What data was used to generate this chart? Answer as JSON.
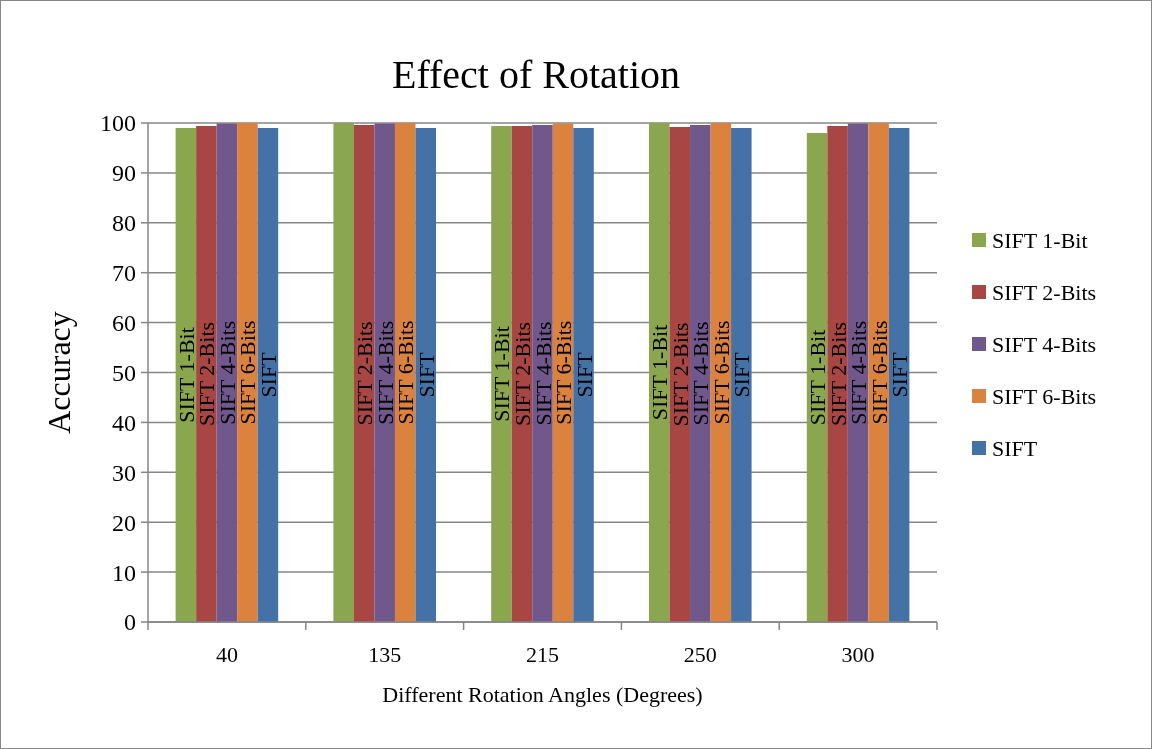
{
  "chart_data": {
    "type": "bar",
    "title": "Effect of Rotation",
    "xlabel": "Different Rotation Angles (Degrees)",
    "ylabel": "Accuracy",
    "categories": [
      "40",
      "135",
      "215",
      "250",
      "300"
    ],
    "series": [
      {
        "name": "SIFT 1-Bit",
        "color": "#8aa64e",
        "values": [
          99,
          100,
          99.4,
          100,
          98
        ],
        "value_labels": [
          "SIFT 1-Bit",
          null,
          "SIFT 1-Bit",
          "SIFT 1-Bit",
          "SIFT 1-Bit"
        ]
      },
      {
        "name": "SIFT 2-Bits",
        "color": "#a84644",
        "values": [
          99.4,
          99.6,
          99.4,
          99.2,
          99.4
        ],
        "value_labels": [
          "SIFT 2-Bits",
          "SIFT 2-Bits",
          "SIFT 2-Bits",
          "SIFT 2-Bits",
          "SIFT 2-Bits"
        ]
      },
      {
        "name": "SIFT 4-Bits",
        "color": "#71588c",
        "values": [
          99.9,
          99.9,
          99.6,
          99.6,
          99.9
        ],
        "value_labels": [
          "SIFT 4-Bits",
          "SIFT 4-Bits",
          "SIFT 4-Bits",
          "SIFT 4-Bits",
          "SIFT 4-Bits"
        ]
      },
      {
        "name": "SIFT 6-Bits",
        "color": "#db823e",
        "values": [
          100,
          100,
          99.9,
          100,
          100
        ],
        "value_labels": [
          "SIFT 6-Bits",
          "SIFT 6-Bits",
          "SIFT 6-Bits",
          "SIFT 6-Bits",
          "SIFT 6-Bits"
        ]
      },
      {
        "name": "SIFT",
        "color": "#4472a6",
        "values": [
          99,
          99,
          99,
          99,
          99
        ],
        "value_labels": [
          "SIFT",
          "SIFT",
          "SIFT",
          "SIFT",
          "SIFT"
        ]
      }
    ],
    "ylim": [
      0,
      100
    ],
    "yticks": [
      0,
      10,
      20,
      30,
      40,
      50,
      60,
      70,
      80,
      90,
      100
    ],
    "grid": "y",
    "legend": "right"
  }
}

*Stated problem*:
Find the lines above holding the word "color" and show them.

*The response*:
        "color": "#8aa64e",
        "color": "#a84644",
        "color": "#71588c",
        "color": "#db823e",
        "color": "#4472a6",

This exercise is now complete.